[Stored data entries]
+--

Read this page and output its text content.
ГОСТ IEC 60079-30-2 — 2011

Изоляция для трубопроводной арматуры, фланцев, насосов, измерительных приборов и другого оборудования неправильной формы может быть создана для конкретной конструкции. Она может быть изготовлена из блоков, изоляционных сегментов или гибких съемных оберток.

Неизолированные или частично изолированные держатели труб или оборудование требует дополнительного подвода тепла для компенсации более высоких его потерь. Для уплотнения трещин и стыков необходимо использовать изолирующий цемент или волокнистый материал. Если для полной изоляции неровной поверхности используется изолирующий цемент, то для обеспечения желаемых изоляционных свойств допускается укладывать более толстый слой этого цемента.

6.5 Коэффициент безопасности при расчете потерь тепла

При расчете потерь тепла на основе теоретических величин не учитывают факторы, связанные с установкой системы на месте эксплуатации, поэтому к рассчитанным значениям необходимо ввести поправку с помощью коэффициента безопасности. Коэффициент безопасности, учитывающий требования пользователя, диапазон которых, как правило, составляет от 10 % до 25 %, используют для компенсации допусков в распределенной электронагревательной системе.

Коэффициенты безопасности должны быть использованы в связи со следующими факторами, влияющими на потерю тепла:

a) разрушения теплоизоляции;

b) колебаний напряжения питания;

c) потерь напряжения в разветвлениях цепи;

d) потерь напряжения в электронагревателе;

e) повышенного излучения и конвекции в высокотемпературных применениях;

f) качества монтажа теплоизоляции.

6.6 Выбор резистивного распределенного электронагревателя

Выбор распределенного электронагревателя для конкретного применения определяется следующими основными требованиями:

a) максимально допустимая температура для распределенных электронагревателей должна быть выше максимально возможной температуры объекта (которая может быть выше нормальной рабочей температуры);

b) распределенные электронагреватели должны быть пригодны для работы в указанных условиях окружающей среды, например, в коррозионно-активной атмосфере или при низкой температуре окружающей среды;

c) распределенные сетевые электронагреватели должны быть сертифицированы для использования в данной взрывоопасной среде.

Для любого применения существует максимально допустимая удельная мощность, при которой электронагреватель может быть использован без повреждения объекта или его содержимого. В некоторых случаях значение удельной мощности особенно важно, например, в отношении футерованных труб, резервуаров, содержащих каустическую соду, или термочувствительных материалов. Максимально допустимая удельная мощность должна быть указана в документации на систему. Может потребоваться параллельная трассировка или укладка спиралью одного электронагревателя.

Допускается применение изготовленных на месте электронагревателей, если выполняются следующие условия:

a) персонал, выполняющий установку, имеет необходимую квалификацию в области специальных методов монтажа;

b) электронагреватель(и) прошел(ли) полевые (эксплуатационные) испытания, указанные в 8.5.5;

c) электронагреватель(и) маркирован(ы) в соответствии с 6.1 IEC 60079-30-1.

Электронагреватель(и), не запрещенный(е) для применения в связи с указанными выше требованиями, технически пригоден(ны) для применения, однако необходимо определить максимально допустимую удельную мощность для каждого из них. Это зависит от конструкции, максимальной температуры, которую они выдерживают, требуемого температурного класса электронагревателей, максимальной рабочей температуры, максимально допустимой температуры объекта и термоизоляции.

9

+--

Written problem: Nothing in the listing may be changed; retype it all exactly.

Correct result:
Read this page and output its text content.
ГОСТ IEC 60079-30-2 — 2011

Изоляция для трубопроводной арматуры, фланцев, насосов, измерительных приборов и другого оборудования неправильной формы может быть создана для конкретной конструкции. Она может быть изготовлена из блоков, изоляционных сегментов или гибких съемных оберток.

Неизолированные или частично изолированные держатели труб или оборудование требует дополнительного подвода тепла для компенсации более высоких его потерь. Для уплотнения трещин и стыков необходимо использовать изолирующий цемент или волокнистый материал. Если для полной изоляции неровной поверхности используется изолирующий цемент, то для обеспечения желаемых изоляционных свойств допускается укладывать более толстый слой этого цемента.

6.5 Коэффициент безопасности при расчете потерь тепла

При расчете потерь тепла на основе теоретических величин не учитывают факторы, связанные с установкой системы на месте эксплуатации, поэтому к рассчитанным значениям необходимо ввести поправку с помощью коэффициента безопасности. Коэффициент безопасности, учитывающий требования пользователя, диапазон которых, как правило, составляет от 10 % до 25 %, используют для компенсации допусков в распределенной электронагревательной системе.

Коэффициенты безопасности должны быть использованы в связи со следующими факторами, влияющими на потерю тепла:

a) разрушения теплоизоляции;

b) колебаний напряжения питания;

c) потерь напряжения в разветвлениях цепи;

d) потерь напряжения в электронагревателе;

e) повышенного излучения и конвекции в высокотемпературных применениях;

f) качества монтажа теплоизоляции.

6.6 Выбор резистивного распределенного электронагревателя

Выбор распределенного электронагревателя для конкретного применения определяется следующими основными требованиями:

a) максимально допустимая температура для распределенных электронагревателей должна быть выше максимально возможной температуры объекта (которая может быть выше нормальной рабочей температуры);

b) распределенные электронагреватели должны быть пригодны для работы в указанных условиях окружающей среды, например, в коррозионно-активной атмосфере или при низкой температуре окружающей среды;

c) распределенные сетевые электронагреватели должны быть сертифицированы для использования в данной взрывоопасной среде.

Для любого применения существует максимально допустимая удельная мощность, при которой электронагреватель может быть использован без повреждения объекта или его содержимого. В некоторых случаях значение удельной мощности особенно важно, например, в отношении футерованных труб, резервуаров, содержащих каустическую соду, или термочувствительных материалов. Максимально допустимая удельная мощность должна быть указана в документации на систему. Может потребоваться параллельная трассировка или укладка спиралью одного электронагревателя.

Допускается применение изготовленных на месте электронагревателей, если выполняются следующие условия:

a) персонал, выполняющий установку, имеет необходимую квалификацию в области специальных методов монтажа;

b) электронагреватель(и) прошел(ли) полевые (эксплуатационные) испытания, указанные в 8.5.5;

c) электронагреватель(и) маркирован(ы) в соответствии с 6.1 IEC 60079-30-1.

Электронагреватель(и), не запрещенный(е) для применения в связи с указанными выше требованиями, технически пригоден(ны) для применения, однако необходимо определить максимально допустимую удельную мощность для каждого из них. Это зависит от конструкции, максимальной температуры, которую они выдерживают, требуемого температурного класса электронагревателей, максимальной рабочей температуры, максимально допустимой температуры объекта и термоизоляции.

9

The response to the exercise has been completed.